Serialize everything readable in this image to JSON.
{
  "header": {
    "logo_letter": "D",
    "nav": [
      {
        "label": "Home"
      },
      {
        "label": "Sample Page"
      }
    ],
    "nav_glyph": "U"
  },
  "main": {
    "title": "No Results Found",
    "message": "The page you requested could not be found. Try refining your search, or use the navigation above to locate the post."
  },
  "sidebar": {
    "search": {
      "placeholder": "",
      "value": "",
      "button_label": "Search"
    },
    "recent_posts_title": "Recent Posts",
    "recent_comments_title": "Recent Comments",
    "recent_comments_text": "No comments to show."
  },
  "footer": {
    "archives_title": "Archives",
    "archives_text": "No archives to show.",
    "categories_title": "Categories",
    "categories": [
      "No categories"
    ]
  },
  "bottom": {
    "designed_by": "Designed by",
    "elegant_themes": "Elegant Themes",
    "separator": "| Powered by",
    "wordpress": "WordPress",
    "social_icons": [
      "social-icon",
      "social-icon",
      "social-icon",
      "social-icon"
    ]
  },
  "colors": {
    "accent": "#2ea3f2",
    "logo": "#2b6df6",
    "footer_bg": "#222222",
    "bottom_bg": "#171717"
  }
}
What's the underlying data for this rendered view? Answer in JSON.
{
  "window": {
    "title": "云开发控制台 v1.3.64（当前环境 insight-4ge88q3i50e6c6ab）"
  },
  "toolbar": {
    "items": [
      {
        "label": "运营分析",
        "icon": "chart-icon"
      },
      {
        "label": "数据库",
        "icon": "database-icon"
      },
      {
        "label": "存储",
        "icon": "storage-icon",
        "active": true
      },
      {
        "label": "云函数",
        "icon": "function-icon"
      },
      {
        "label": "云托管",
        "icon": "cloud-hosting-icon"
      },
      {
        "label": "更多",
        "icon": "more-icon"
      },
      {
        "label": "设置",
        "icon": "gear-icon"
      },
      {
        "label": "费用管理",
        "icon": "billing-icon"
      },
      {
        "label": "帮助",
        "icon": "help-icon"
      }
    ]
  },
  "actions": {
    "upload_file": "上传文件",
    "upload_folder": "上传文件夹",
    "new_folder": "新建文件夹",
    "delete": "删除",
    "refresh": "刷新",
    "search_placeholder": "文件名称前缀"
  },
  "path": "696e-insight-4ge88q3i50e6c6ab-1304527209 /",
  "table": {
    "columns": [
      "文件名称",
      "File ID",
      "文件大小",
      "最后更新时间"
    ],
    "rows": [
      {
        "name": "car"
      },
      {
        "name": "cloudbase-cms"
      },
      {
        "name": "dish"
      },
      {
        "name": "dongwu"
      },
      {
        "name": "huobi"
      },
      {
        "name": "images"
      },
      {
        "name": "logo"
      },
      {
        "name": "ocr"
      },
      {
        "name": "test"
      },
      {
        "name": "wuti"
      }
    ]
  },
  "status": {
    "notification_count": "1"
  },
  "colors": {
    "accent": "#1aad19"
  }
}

★ ★ ★ ★ ★ ★ ★

## Exercise requirements
Make an exact copy of every entry.

## Result of the exercise
Serialize everything readable in this image to JSON.
{
  "header": {
    "logo_letter": "D",
    "nav": [
      {
        "label": "Home"
      },
      {
        "label": "Sample Page"
      }
    ],
    "nav_glyph": "U"
  },
  "main": {
    "title": "No Results Found",
    "message": "The page you requested could not be found. Try refining your search, or use the navigation above to locate the post."
  },
  "sidebar": {
    "search": {
      "placeholder": "",
      "value": "",
      "button_label": "Search"
    },
    "recent_posts_title": "Recent Posts",
    "recent_comments_title": "Recent Comments",
    "recent_comments_text": "No comments to show."
  },
  "footer": {
    "archives_title": "Archives",
    "archives_text": "No archives to show.",
    "categories_title": "Categories",
    "categories": [
      "No categories"
    ]
  },
  "bottom": {
    "designed_by": "Designed by",
    "elegant_themes": "Elegant Themes",
    "separator": "| Powered by",
    "wordpress": "WordPress",
    "social_icons": [
      "social-icon",
      "social-icon",
      "social-icon",
      "social-icon"
    ]
  },
  "colors": {
    "accent": "#2ea3f2",
    "logo": "#2b6df6",
    "footer_bg": "#222222",
    "bottom_bg": "#171717"
  }
}
What's the underlying data for this rendered view? Answer in JSON.
{
  "window": {
    "title": "云开发控制台 v1.3.64（当前环境 insight-4ge88q3i50e6c6ab）"
  },
  "toolbar": {
    "items": [
      {
        "label": "运营分析",
        "icon": "chart-icon"
      },
      {
        "label": "数据库",
        "icon": "database-icon"
      },
      {
        "label": "存储",
        "icon": "storage-icon",
        "active": true
      },
      {
        "label": "云函数",
        "icon": "function-icon"
      },
      {
        "label": "云托管",
        "icon": "cloud-hosting-icon"
      },
      {
        "label": "更多",
        "icon": "more-icon"
      },
      {
        "label": "设置",
        "icon": "gear-icon"
      },
      {
        "label": "费用管理",
        "icon": "billing-icon"
      },
      {
        "label": "帮助",
        "icon": "help-icon"
      }
    ]
  },
  "actions": {
    "upload_file": "上传文件",
    "upload_folder": "上传文件夹",
    "new_folder": "新建文件夹",
    "delete": "删除",
    "refresh": "刷新",
    "search_placeholder": "文件名称前缀"
  },
  "path": "696e-insight-4ge88q3i50e6c6ab-1304527209 /",
  "table": {
    "columns": [
      "文件名称",
      "File ID",
      "文件大小",
      "最后更新时间"
    ],
    "rows": [
      {
        "name": "car"
      },
      {
        "name": "cloudbase-cms"
      },
      {
        "name": "dish"
      },
      {
        "name": "dongwu"
      },
      {
        "name": "huobi"
      },
      {
        "name": "images"
      },
      {
        "name": "logo"
      },
      {
        "name": "ocr"
      },
      {
        "name": "test"
      },
      {
        "name": "wuti"
      }
    ]
  },
  "status": {
    "notification_count": "1"
  },
  "colors": {
    "accent": "#1aad19"
  }
}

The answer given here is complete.